:: SHORT TASK ::
Leave the pictures out and print every record below exactly as it stands.

:: DATASET ::
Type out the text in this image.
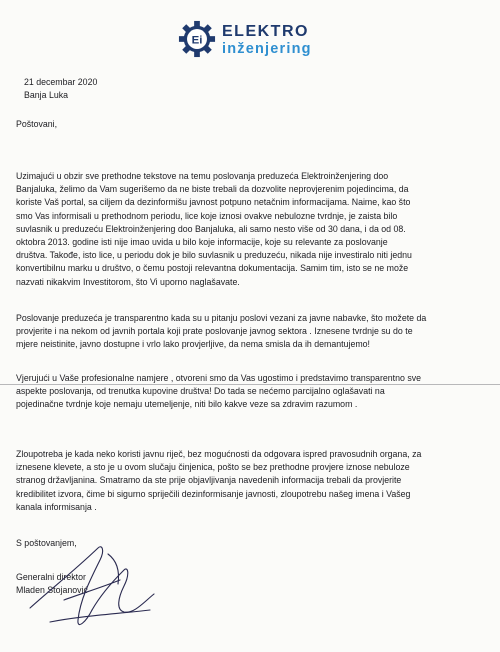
Ei
ELEKTRO
inženjering
21 decembar 2020
Banja Luka
Poštovani,
Uzimajući u obzir sve prethodne tekstove na temu poslovanja preduzeća Elektroinženjering doo
Banjaluka, želimo da Vam sugerišemo da ne biste trebali da dozvolite neprovjerenim pojedincima, da
koriste Vaš portal, sa ciljem da dezinformišu javnost potpuno netačnim informacijama. Naime, kao što
smo Vas informisali u prethodnom periodu, lice koje iznosi ovakve nebulozne tvrdnje, je zaista bilo
suvlasnik u preduzeću Elektroinženjering doo Banjaluka, ali samo nesto više od 30 dana, i da od 08.
oktobra 2013. godine isti nije imao uvida u bilo koje informacije, koje su relevante za poslovanje
društva. Takođe, isto lice, u periodu dok je bilo suvlasnik u preduzeću, nikada nije investiralo niti jednu
konvertibilnu marku u društvo, o čemu postoji relevantna dokumentacija. Samim tim, isto se ne može
nazvati nikakvim Investitorom, što Vi uporno naglašavate.
Poslovanje preduzeća je transparentno kada su u pitanju poslovi vezani za javne nabavke, što možete da
provjerite i na nekom od javnih portala koji prate poslovanje javnog sektora . Iznesene tvrdnje su do te
mjere neistinite, javno dostupne i vrlo lako provjerljive, da nema smisla da ih demantujemo!
Vjerujući u Vaše profesionalne namjere , otvoreni smo da Vas ugostimo i predstavimo transparentno sve
aspekte poslovanja, od trenutka kupovine društva! Do tada se nećemo parcijalno oglašavati na
pojedinačne tvrdnje koje nemaju utemeljenje, niti bilo kakve veze sa zdravim razumom .
Zloupotreba je kada neko koristi javnu riječ, bez mogućnosti da odgovara ispred pravosudnih organa, za
iznesene klevete, a sto je u ovom slučaju činjenica, pošto se bez prethodne provjere iznose nebuloze
stranog državljanina. Smatramo da ste prije objavljivanja navedenih informacija trebali da provjerite
kredibilitet izvora, čime bi sigurno spriječili dezinformisanje javnosti, zloupotrebu našeg imena i Vašeg
kanala informisanja .
S poštovanjem,
Generalni direktor
Mladen Stojanović
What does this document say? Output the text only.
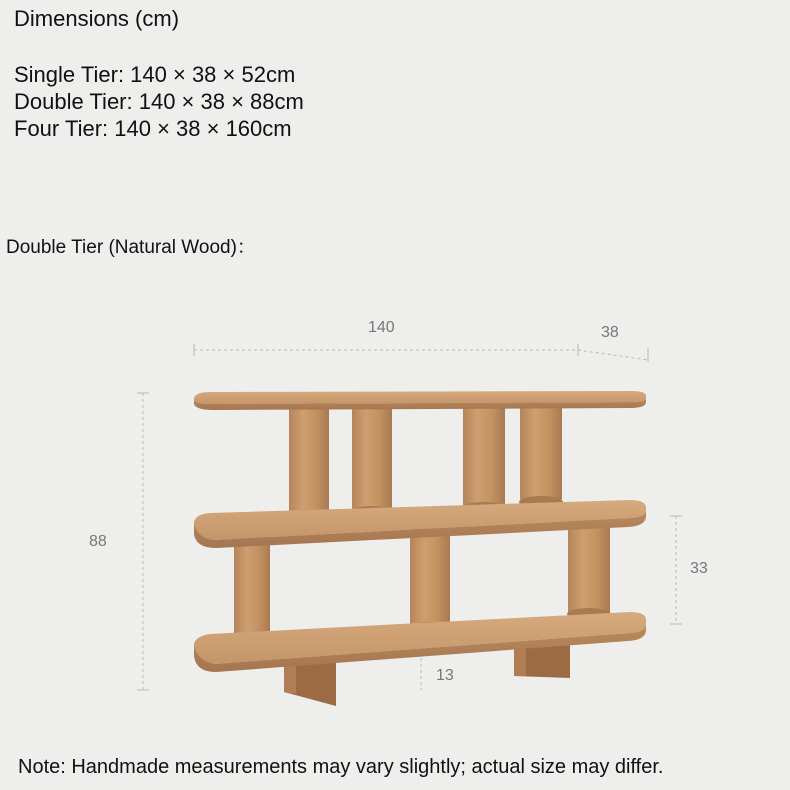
Dimensions (cm)
Single Tier: 140 × 38 × 52cm
Double Tier: 140 × 38 × 88cm
Four Tier: 140 × 38 × 160cm
Double Tier (Natural Wood)：
140	38
88
33
13
Note: Handmade measurements may vary slightly; actual size may differ.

:: REPLY ::
Type out the text in this image.
Ei
ELEKTRO
inženjering
21 decembar 2020
Banja Luka
Poštovani,
Uzimajući u obzir sve prethodne tekstove na temu poslovanja preduzeća Elektroinženjering doo
Banjaluka, želimo da Vam sugerišemo da ne biste trebali da dozvolite neprovjerenim pojedincima, da
koriste Vaš portal, sa ciljem da dezinformišu javnost potpuno netačnim informacijama. Naime, kao što
smo Vas informisali u prethodnom periodu, lice koje iznosi ovakve nebulozne tvrdnje, je zaista bilo
suvlasnik u preduzeću Elektroinženjering doo Banjaluka, ali samo nesto više od 30 dana, i da od 08.
oktobra 2013. godine isti nije imao uvida u bilo koje informacije, koje su relevante za poslovanje
društva. Takođe, isto lice, u periodu dok je bilo suvlasnik u preduzeću, nikada nije investiralo niti jednu
konvertibilnu marku u društvo, o čemu postoji relevantna dokumentacija. Samim tim, isto se ne može
nazvati nikakvim Investitorom, što Vi uporno naglašavate.
Poslovanje preduzeća je transparentno kada su u pitanju poslovi vezani za javne nabavke, što možete da
provjerite i na nekom od javnih portala koji prate poslovanje javnog sektora . Iznesene tvrdnje su do te
mjere neistinite, javno dostupne i vrlo lako provjerljive, da nema smisla da ih demantujemo!
Vjerujući u Vaše profesionalne namjere , otvoreni smo da Vas ugostimo i predstavimo transparentno sve
aspekte poslovanja, od trenutka kupovine društva! Do tada se nećemo parcijalno oglašavati na
pojedinačne tvrdnje koje nemaju utemeljenje, niti bilo kakve veze sa zdravim razumom .
Zloupotreba je kada neko koristi javnu riječ, bez mogućnosti da odgovara ispred pravosudnih organa, za
iznesene klevete, a sto je u ovom slučaju činjenica, pošto se bez prethodne provjere iznose nebuloze
stranog državljanina. Smatramo da ste prije objavljivanja navedenih informacija trebali da provjerite
kredibilitet izvora, čime bi sigurno spriječili dezinformisanje javnosti, zloupotrebu našeg imena i Vašeg
kanala informisanja .
S poštovanjem,
Generalni direktor
Mladen Stojanović
What does this document say? Output the text only.
Dimensions (cm)
Single Tier: 140 × 38 × 52cm
Double Tier: 140 × 38 × 88cm
Four Tier: 140 × 38 × 160cm
Double Tier (Natural Wood)：
140	38
88
33
13
Note: Handmade measurements may vary slightly; actual size may differ.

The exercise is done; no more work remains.